TASK STATEMENT:
For the data below, report the number of lines that contain the string "text" and nothing else.

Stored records
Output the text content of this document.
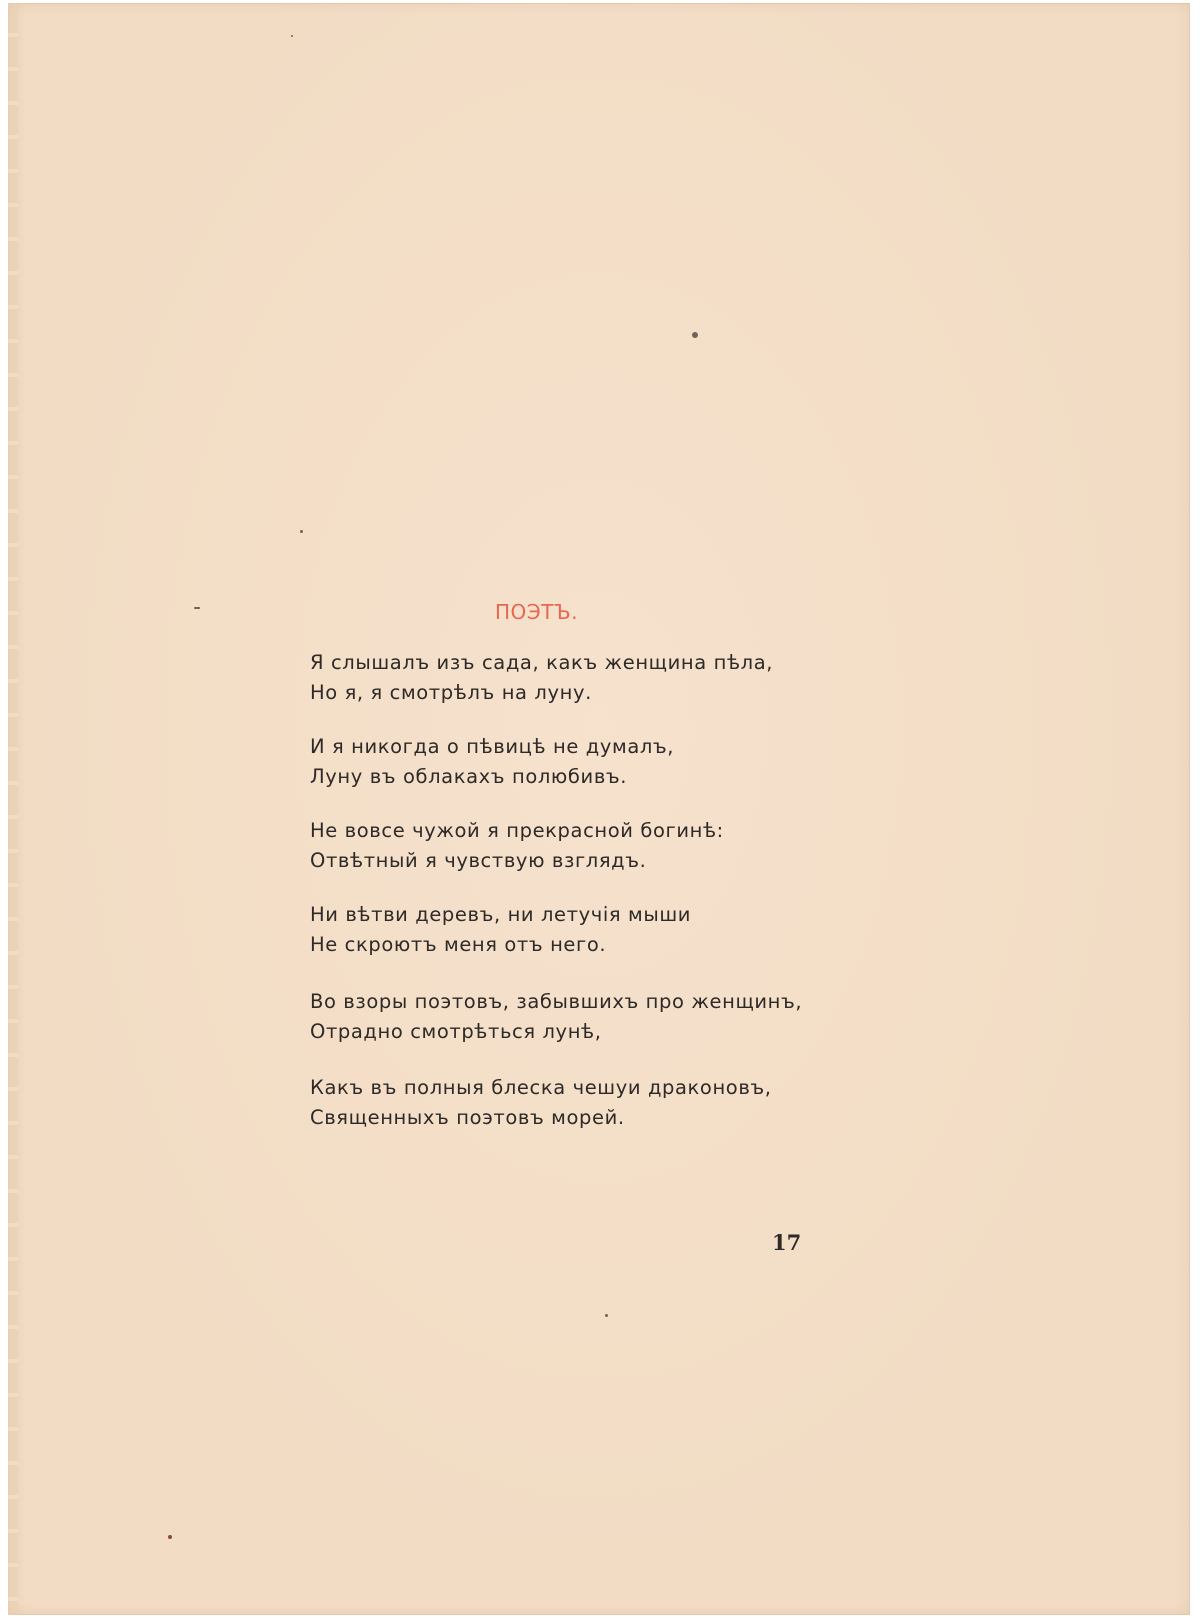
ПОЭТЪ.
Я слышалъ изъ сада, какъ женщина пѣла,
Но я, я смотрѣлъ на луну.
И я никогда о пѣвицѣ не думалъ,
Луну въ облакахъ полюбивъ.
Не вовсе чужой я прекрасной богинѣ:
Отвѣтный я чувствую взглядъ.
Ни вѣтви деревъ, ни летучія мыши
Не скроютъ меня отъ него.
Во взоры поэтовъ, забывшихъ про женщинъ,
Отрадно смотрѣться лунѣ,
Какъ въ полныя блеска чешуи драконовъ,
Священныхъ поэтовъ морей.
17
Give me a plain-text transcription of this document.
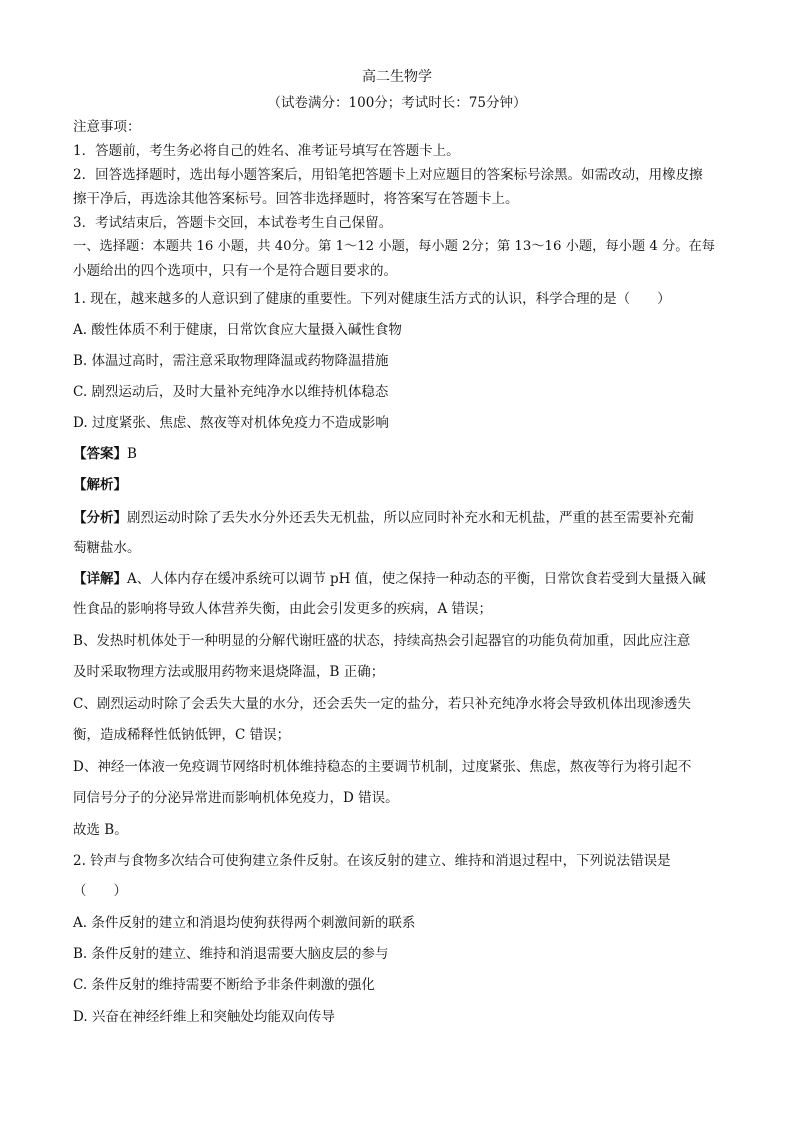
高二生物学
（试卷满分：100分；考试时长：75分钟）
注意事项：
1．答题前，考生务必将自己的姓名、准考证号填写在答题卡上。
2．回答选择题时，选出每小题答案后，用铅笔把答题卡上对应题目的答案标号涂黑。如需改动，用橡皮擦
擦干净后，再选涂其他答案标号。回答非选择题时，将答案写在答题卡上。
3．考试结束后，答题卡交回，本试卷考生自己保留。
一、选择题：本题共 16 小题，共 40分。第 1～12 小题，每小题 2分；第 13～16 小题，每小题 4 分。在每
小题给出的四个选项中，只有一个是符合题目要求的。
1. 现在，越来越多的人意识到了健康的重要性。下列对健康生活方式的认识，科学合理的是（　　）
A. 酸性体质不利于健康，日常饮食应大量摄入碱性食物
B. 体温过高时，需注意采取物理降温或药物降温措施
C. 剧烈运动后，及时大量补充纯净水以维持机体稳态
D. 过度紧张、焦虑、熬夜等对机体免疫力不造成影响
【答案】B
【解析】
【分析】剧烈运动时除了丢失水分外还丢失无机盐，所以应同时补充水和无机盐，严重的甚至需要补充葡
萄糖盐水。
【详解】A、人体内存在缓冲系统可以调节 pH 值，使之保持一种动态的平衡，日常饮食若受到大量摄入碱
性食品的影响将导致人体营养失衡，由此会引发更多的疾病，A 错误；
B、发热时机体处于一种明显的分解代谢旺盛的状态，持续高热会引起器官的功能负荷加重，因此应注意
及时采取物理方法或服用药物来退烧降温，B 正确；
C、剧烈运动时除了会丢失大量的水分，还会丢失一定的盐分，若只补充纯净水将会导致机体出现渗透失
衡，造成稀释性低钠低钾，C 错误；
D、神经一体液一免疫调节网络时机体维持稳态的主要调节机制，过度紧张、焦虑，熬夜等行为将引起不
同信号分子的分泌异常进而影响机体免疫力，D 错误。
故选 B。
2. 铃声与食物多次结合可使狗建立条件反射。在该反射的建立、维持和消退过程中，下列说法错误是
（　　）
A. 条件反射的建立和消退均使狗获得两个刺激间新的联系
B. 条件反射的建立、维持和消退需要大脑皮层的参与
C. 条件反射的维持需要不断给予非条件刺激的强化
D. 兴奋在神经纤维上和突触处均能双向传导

...

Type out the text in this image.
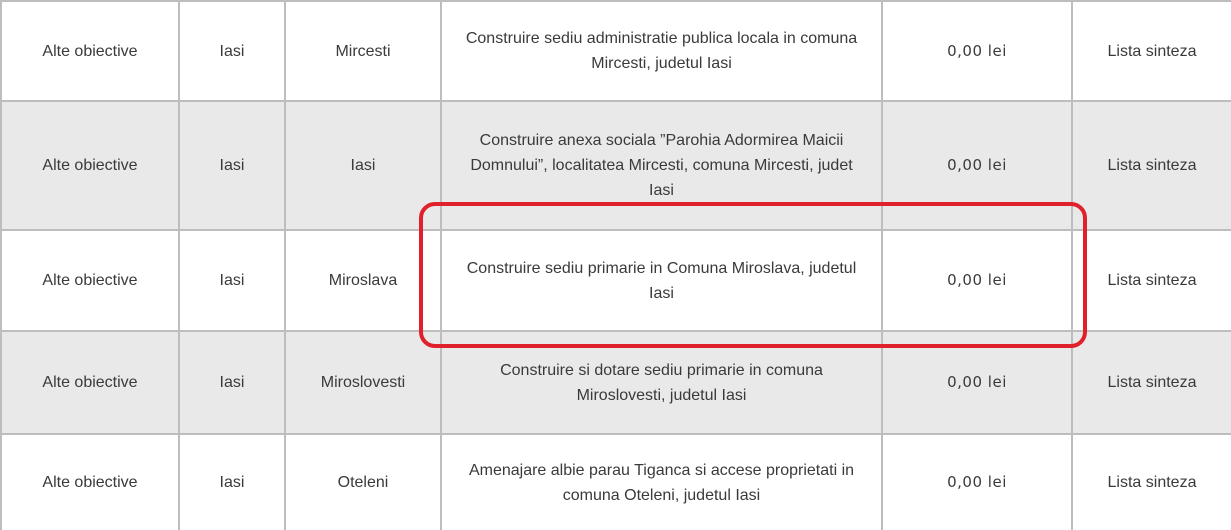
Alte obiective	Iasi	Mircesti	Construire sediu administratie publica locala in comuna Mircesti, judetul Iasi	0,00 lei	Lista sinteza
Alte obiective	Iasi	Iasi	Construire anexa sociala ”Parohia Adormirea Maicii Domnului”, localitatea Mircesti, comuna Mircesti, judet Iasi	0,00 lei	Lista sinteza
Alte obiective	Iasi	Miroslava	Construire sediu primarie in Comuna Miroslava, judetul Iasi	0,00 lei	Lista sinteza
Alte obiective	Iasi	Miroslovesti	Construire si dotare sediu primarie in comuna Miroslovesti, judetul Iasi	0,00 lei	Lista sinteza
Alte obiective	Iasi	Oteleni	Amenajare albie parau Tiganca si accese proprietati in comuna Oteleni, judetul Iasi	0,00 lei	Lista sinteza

THE OUTPUT:
3